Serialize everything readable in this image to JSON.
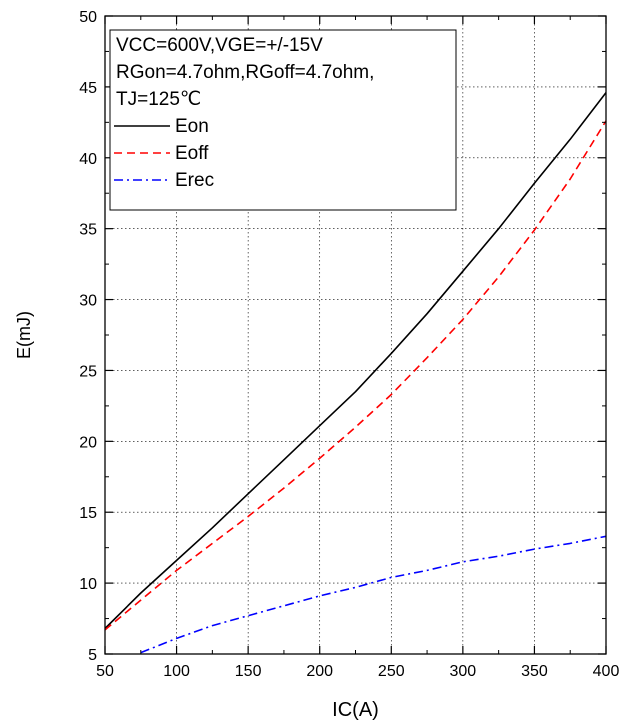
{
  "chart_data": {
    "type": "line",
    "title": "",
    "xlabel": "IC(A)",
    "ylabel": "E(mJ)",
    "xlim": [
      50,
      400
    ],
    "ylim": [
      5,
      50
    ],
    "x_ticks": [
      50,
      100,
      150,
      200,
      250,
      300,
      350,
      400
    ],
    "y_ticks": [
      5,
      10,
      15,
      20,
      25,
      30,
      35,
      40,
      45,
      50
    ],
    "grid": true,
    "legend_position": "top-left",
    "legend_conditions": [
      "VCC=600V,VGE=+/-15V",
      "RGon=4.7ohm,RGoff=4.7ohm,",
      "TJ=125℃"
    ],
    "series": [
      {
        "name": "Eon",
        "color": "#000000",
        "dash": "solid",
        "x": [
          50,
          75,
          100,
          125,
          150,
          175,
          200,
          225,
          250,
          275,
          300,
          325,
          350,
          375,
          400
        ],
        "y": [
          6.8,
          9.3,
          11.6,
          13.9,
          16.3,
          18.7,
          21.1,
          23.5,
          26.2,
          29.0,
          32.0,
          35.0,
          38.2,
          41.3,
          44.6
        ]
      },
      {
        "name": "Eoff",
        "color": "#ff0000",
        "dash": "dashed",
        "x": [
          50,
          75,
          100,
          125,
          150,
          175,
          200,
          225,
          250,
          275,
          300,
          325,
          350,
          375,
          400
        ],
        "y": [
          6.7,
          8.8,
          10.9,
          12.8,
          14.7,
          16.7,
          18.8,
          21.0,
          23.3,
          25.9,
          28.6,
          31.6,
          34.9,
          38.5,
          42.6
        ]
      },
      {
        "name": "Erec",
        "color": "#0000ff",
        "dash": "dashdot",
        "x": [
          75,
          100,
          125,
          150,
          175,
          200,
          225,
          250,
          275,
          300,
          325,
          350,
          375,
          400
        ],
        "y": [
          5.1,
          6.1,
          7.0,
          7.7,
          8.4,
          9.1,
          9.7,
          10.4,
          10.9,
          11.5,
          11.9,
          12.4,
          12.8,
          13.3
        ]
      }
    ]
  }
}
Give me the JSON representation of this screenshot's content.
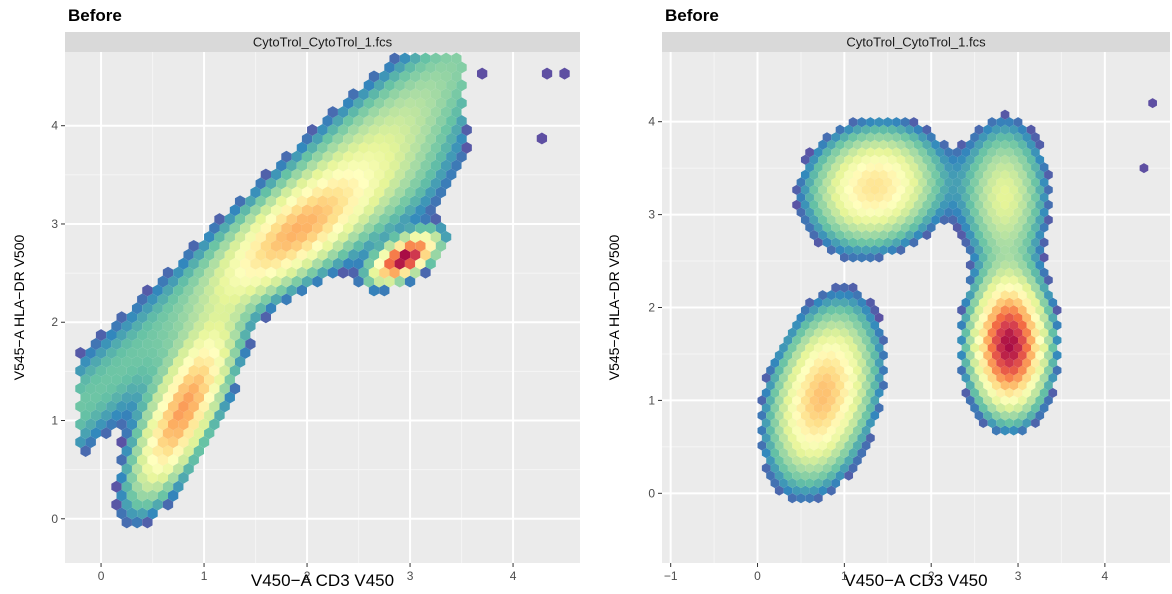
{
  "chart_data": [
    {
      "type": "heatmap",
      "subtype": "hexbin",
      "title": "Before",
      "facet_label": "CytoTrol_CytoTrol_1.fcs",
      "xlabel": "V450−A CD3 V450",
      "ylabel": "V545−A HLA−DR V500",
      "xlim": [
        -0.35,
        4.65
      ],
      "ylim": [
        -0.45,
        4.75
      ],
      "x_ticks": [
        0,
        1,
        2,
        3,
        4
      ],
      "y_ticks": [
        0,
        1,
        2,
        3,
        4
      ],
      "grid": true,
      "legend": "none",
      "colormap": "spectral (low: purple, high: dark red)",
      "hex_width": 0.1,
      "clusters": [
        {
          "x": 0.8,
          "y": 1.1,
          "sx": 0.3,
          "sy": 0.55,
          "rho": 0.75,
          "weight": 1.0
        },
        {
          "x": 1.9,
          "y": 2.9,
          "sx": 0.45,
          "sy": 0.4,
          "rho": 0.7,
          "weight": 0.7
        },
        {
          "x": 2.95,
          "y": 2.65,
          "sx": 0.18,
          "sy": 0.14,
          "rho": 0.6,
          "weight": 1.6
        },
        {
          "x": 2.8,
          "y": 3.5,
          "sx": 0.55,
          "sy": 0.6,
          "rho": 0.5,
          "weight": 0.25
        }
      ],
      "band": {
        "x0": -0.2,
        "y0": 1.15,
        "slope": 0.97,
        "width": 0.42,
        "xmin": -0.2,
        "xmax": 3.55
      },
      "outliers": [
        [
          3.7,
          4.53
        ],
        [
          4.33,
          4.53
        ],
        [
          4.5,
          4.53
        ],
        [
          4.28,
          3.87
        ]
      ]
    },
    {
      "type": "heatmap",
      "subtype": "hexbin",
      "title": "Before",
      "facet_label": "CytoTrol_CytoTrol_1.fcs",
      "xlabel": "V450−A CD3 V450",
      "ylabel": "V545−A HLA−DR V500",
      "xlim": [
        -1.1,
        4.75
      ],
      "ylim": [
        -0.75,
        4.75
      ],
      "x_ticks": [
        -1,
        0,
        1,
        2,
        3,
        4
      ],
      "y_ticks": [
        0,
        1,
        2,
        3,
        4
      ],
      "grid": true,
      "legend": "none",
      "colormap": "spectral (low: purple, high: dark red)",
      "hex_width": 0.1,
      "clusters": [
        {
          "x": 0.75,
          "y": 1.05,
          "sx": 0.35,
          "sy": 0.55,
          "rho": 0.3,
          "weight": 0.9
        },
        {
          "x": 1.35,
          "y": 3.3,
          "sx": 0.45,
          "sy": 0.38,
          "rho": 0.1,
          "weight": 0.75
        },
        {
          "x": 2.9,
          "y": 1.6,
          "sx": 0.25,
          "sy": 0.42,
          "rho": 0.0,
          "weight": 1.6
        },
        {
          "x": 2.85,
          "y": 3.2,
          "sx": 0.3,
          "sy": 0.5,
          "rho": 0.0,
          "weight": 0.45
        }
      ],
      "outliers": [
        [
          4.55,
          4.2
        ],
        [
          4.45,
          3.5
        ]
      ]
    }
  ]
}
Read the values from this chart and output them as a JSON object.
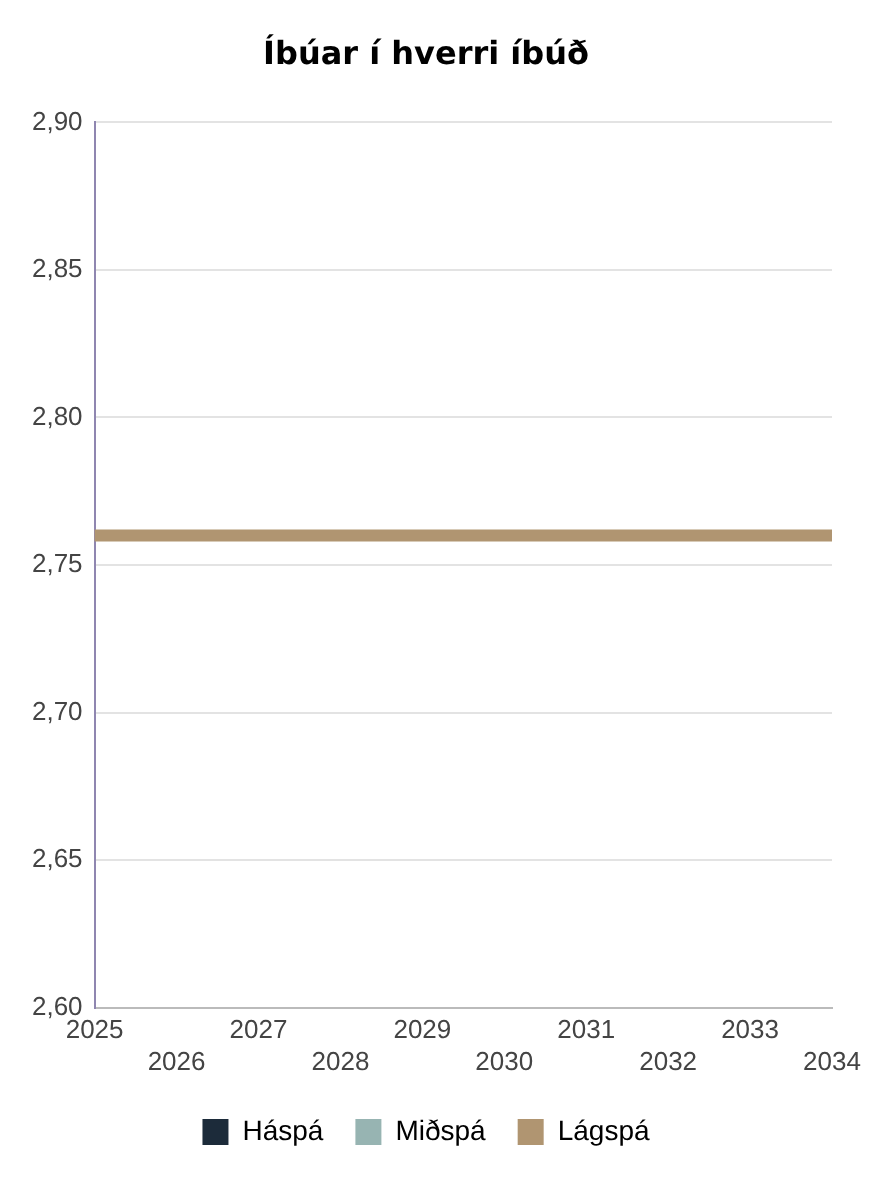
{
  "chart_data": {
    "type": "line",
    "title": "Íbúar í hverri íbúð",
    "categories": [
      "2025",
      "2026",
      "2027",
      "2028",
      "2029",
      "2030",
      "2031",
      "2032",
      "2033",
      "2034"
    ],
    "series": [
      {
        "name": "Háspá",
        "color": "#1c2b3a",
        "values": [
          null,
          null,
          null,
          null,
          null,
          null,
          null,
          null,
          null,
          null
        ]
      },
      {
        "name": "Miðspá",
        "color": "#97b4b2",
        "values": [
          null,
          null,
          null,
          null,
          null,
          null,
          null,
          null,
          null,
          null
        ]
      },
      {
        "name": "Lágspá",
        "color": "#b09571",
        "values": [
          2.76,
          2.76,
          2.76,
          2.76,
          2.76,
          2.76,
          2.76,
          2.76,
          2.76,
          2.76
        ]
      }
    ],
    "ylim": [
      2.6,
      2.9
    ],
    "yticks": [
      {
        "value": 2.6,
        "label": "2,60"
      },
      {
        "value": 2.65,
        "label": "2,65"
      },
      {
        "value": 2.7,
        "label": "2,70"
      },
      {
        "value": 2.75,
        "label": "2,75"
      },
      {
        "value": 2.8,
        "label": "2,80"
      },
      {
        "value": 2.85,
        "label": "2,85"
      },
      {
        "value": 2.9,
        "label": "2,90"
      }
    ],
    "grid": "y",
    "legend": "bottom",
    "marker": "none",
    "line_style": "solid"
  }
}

_ _ _ _ _

# [Request]
Please copy exactly the lines from the one containing "Read the values" through the last line of the records above, both included, and leave out any pictures.

# [Solved problem]
Read the values from this chart and output them as a JSON object.
{
  "chart_data": {
    "type": "line",
    "title": "Íbúar í hverri íbúð",
    "categories": [
      "2025",
      "2026",
      "2027",
      "2028",
      "2029",
      "2030",
      "2031",
      "2032",
      "2033",
      "2034"
    ],
    "series": [
      {
        "name": "Háspá",
        "color": "#1c2b3a",
        "values": [
          null,
          null,
          null,
          null,
          null,
          null,
          null,
          null,
          null,
          null
        ]
      },
      {
        "name": "Miðspá",
        "color": "#97b4b2",
        "values": [
          null,
          null,
          null,
          null,
          null,
          null,
          null,
          null,
          null,
          null
        ]
      },
      {
        "name": "Lágspá",
        "color": "#b09571",
        "values": [
          2.76,
          2.76,
          2.76,
          2.76,
          2.76,
          2.76,
          2.76,
          2.76,
          2.76,
          2.76
        ]
      }
    ],
    "ylim": [
      2.6,
      2.9
    ],
    "yticks": [
      {
        "value": 2.6,
        "label": "2,60"
      },
      {
        "value": 2.65,
        "label": "2,65"
      },
      {
        "value": 2.7,
        "label": "2,70"
      },
      {
        "value": 2.75,
        "label": "2,75"
      },
      {
        "value": 2.8,
        "label": "2,80"
      },
      {
        "value": 2.85,
        "label": "2,85"
      },
      {
        "value": 2.9,
        "label": "2,90"
      }
    ],
    "grid": "y",
    "legend": "bottom",
    "marker": "none",
    "line_style": "solid"
  }
}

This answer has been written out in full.